* [Aim of the task]: Please give the listing again, word for word, with nothing left out.

>> START

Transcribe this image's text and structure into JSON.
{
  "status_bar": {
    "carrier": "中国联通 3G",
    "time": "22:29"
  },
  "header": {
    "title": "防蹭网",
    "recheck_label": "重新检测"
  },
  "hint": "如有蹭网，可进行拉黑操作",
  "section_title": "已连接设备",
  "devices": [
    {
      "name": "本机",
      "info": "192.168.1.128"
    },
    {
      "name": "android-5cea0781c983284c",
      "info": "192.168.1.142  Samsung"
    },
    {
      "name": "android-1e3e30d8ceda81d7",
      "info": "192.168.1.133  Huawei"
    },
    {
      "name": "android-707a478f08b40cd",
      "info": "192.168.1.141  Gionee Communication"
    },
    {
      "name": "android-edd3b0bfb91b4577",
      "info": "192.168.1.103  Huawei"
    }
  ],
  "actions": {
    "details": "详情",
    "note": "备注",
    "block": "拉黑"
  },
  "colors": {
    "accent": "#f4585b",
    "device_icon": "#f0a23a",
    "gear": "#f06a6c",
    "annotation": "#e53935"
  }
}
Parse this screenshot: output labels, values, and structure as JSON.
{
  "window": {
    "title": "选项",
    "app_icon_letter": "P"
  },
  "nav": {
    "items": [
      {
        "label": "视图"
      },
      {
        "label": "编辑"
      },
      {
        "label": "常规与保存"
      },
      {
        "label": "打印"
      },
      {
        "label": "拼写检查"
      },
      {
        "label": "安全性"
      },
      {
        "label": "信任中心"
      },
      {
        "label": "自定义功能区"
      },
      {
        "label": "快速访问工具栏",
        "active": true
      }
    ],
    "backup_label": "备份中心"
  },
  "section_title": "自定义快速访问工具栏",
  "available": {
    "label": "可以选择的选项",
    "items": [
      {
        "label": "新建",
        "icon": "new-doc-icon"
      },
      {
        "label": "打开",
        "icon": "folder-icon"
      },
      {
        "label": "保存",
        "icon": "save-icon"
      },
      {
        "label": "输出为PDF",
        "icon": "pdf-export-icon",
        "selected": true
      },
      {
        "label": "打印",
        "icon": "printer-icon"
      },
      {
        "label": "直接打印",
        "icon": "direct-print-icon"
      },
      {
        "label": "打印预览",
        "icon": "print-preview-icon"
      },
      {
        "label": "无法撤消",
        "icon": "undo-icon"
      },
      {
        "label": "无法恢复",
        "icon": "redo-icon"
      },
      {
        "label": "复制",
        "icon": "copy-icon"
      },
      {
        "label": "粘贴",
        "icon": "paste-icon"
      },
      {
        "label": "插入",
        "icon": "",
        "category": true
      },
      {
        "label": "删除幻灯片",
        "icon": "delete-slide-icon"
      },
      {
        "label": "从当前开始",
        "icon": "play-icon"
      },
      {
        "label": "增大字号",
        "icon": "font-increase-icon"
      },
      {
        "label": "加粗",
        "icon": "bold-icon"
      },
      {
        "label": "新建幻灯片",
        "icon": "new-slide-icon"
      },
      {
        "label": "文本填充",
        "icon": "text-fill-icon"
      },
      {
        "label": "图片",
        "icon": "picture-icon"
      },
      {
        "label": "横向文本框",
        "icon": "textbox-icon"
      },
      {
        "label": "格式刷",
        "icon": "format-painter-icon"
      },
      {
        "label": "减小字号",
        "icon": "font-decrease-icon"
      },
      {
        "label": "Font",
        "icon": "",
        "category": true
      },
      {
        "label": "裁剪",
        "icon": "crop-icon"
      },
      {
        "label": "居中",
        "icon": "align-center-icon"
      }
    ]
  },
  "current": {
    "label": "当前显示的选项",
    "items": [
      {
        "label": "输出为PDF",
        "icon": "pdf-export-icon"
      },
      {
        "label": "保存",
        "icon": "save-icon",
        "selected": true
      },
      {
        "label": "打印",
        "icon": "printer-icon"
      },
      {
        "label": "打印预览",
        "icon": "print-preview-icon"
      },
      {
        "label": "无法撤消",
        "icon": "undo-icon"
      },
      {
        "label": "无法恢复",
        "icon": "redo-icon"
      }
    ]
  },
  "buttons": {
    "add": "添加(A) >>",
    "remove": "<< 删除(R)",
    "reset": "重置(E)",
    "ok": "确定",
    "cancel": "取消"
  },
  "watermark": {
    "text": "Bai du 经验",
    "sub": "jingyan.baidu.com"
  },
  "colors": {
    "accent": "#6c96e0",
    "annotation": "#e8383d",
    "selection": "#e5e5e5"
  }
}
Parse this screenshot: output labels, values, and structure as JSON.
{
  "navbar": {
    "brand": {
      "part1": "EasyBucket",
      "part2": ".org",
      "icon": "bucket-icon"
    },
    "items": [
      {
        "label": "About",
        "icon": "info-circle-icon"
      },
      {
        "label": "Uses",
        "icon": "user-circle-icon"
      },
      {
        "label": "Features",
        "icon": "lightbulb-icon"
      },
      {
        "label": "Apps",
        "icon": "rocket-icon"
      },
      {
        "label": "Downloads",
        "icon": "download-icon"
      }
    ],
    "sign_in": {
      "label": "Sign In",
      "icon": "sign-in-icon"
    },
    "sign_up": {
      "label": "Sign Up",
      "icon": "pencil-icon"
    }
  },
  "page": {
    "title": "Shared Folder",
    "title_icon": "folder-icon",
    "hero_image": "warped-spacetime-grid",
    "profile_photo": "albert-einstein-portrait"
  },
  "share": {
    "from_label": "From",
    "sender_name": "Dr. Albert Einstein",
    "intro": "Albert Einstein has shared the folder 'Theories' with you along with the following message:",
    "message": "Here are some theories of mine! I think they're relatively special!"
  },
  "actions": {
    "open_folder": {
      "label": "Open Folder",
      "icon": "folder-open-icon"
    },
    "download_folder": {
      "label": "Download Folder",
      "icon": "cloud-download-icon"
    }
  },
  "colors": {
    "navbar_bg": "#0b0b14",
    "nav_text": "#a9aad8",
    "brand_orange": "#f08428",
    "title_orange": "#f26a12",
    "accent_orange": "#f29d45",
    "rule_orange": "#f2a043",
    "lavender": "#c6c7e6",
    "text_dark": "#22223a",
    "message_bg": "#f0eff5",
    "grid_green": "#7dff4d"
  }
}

>> END

* [Answer to this problem]:
Transcribe this image's text and structure into JSON.
{
  "status_bar": {
    "carrier": "中国联通 3G",
    "time": "22:29"
  },
  "header": {
    "title": "防蹭网",
    "recheck_label": "重新检测"
  },
  "hint": "如有蹭网，可进行拉黑操作",
  "section_title": "已连接设备",
  "devices": [
    {
      "name": "本机",
      "info": "192.168.1.128"
    },
    {
      "name": "android-5cea0781c983284c",
      "info": "192.168.1.142  Samsung"
    },
    {
      "name": "android-1e3e30d8ceda81d7",
      "info": "192.168.1.133  Huawei"
    },
    {
      "name": "android-707a478f08b40cd",
      "info": "192.168.1.141  Gionee Communication"
    },
    {
      "name": "android-edd3b0bfb91b4577",
      "info": "192.168.1.103  Huawei"
    }
  ],
  "actions": {
    "details": "详情",
    "note": "备注",
    "block": "拉黑"
  },
  "colors": {
    "accent": "#f4585b",
    "device_icon": "#f0a23a",
    "gear": "#f06a6c",
    "annotation": "#e53935"
  }
}
Parse this screenshot: output labels, values, and structure as JSON.
{
  "window": {
    "title": "选项",
    "app_icon_letter": "P"
  },
  "nav": {
    "items": [
      {
        "label": "视图"
      },
      {
        "label": "编辑"
      },
      {
        "label": "常规与保存"
      },
      {
        "label": "打印"
      },
      {
        "label": "拼写检查"
      },
      {
        "label": "安全性"
      },
      {
        "label": "信任中心"
      },
      {
        "label": "自定义功能区"
      },
      {
        "label": "快速访问工具栏",
        "active": true
      }
    ],
    "backup_label": "备份中心"
  },
  "section_title": "自定义快速访问工具栏",
  "available": {
    "label": "可以选择的选项",
    "items": [
      {
        "label": "新建",
        "icon": "new-doc-icon"
      },
      {
        "label": "打开",
        "icon": "folder-icon"
      },
      {
        "label": "保存",
        "icon": "save-icon"
      },
      {
        "label": "输出为PDF",
        "icon": "pdf-export-icon",
        "selected": true
      },
      {
        "label": "打印",
        "icon": "printer-icon"
      },
      {
        "label": "直接打印",
        "icon": "direct-print-icon"
      },
      {
        "label": "打印预览",
        "icon": "print-preview-icon"
      },
      {
        "label": "无法撤消",
        "icon": "undo-icon"
      },
      {
        "label": "无法恢复",
        "icon": "redo-icon"
      },
      {
        "label": "复制",
        "icon": "copy-icon"
      },
      {
        "label": "粘贴",
        "icon": "paste-icon"
      },
      {
        "label": "插入",
        "icon": "",
        "category": true
      },
      {
        "label": "删除幻灯片",
        "icon": "delete-slide-icon"
      },
      {
        "label": "从当前开始",
        "icon": "play-icon"
      },
      {
        "label": "增大字号",
        "icon": "font-increase-icon"
      },
      {
        "label": "加粗",
        "icon": "bold-icon"
      },
      {
        "label": "新建幻灯片",
        "icon": "new-slide-icon"
      },
      {
        "label": "文本填充",
        "icon": "text-fill-icon"
      },
      {
        "label": "图片",
        "icon": "picture-icon"
      },
      {
        "label": "横向文本框",
        "icon": "textbox-icon"
      },
      {
        "label": "格式刷",
        "icon": "format-painter-icon"
      },
      {
        "label": "减小字号",
        "icon": "font-decrease-icon"
      },
      {
        "label": "Font",
        "icon": "",
        "category": true
      },
      {
        "label": "裁剪",
        "icon": "crop-icon"
      },
      {
        "label": "居中",
        "icon": "align-center-icon"
      }
    ]
  },
  "current": {
    "label": "当前显示的选项",
    "items": [
      {
        "label": "输出为PDF",
        "icon": "pdf-export-icon"
      },
      {
        "label": "保存",
        "icon": "save-icon",
        "selected": true
      },
      {
        "label": "打印",
        "icon": "printer-icon"
      },
      {
        "label": "打印预览",
        "icon": "print-preview-icon"
      },
      {
        "label": "无法撤消",
        "icon": "undo-icon"
      },
      {
        "label": "无法恢复",
        "icon": "redo-icon"
      }
    ]
  },
  "buttons": {
    "add": "添加(A) >>",
    "remove": "<< 删除(R)",
    "reset": "重置(E)",
    "ok": "确定",
    "cancel": "取消"
  },
  "watermark": {
    "text": "Bai du 经验",
    "sub": "jingyan.baidu.com"
  },
  "colors": {
    "accent": "#6c96e0",
    "annotation": "#e8383d",
    "selection": "#e5e5e5"
  }
}
Parse this screenshot: output labels, values, and structure as JSON.
{
  "navbar": {
    "brand": {
      "part1": "EasyBucket",
      "part2": ".org",
      "icon": "bucket-icon"
    },
    "items": [
      {
        "label": "About",
        "icon": "info-circle-icon"
      },
      {
        "label": "Uses",
        "icon": "user-circle-icon"
      },
      {
        "label": "Features",
        "icon": "lightbulb-icon"
      },
      {
        "label": "Apps",
        "icon": "rocket-icon"
      },
      {
        "label": "Downloads",
        "icon": "download-icon"
      }
    ],
    "sign_in": {
      "label": "Sign In",
      "icon": "sign-in-icon"
    },
    "sign_up": {
      "label": "Sign Up",
      "icon": "pencil-icon"
    }
  },
  "page": {
    "title": "Shared Folder",
    "title_icon": "folder-icon",
    "hero_image": "warped-spacetime-grid",
    "profile_photo": "albert-einstein-portrait"
  },
  "share": {
    "from_label": "From",
    "sender_name": "Dr. Albert Einstein",
    "intro": "Albert Einstein has shared the folder 'Theories' with you along with the following message:",
    "message": "Here are some theories of mine! I think they're relatively special!"
  },
  "actions": {
    "open_folder": {
      "label": "Open Folder",
      "icon": "folder-open-icon"
    },
    "download_folder": {
      "label": "Download Folder",
      "icon": "cloud-download-icon"
    }
  },
  "colors": {
    "navbar_bg": "#0b0b14",
    "nav_text": "#a9aad8",
    "brand_orange": "#f08428",
    "title_orange": "#f26a12",
    "accent_orange": "#f29d45",
    "rule_orange": "#f2a043",
    "lavender": "#c6c7e6",
    "text_dark": "#22223a",
    "message_bg": "#f0eff5",
    "grid_green": "#7dff4d"
  }
}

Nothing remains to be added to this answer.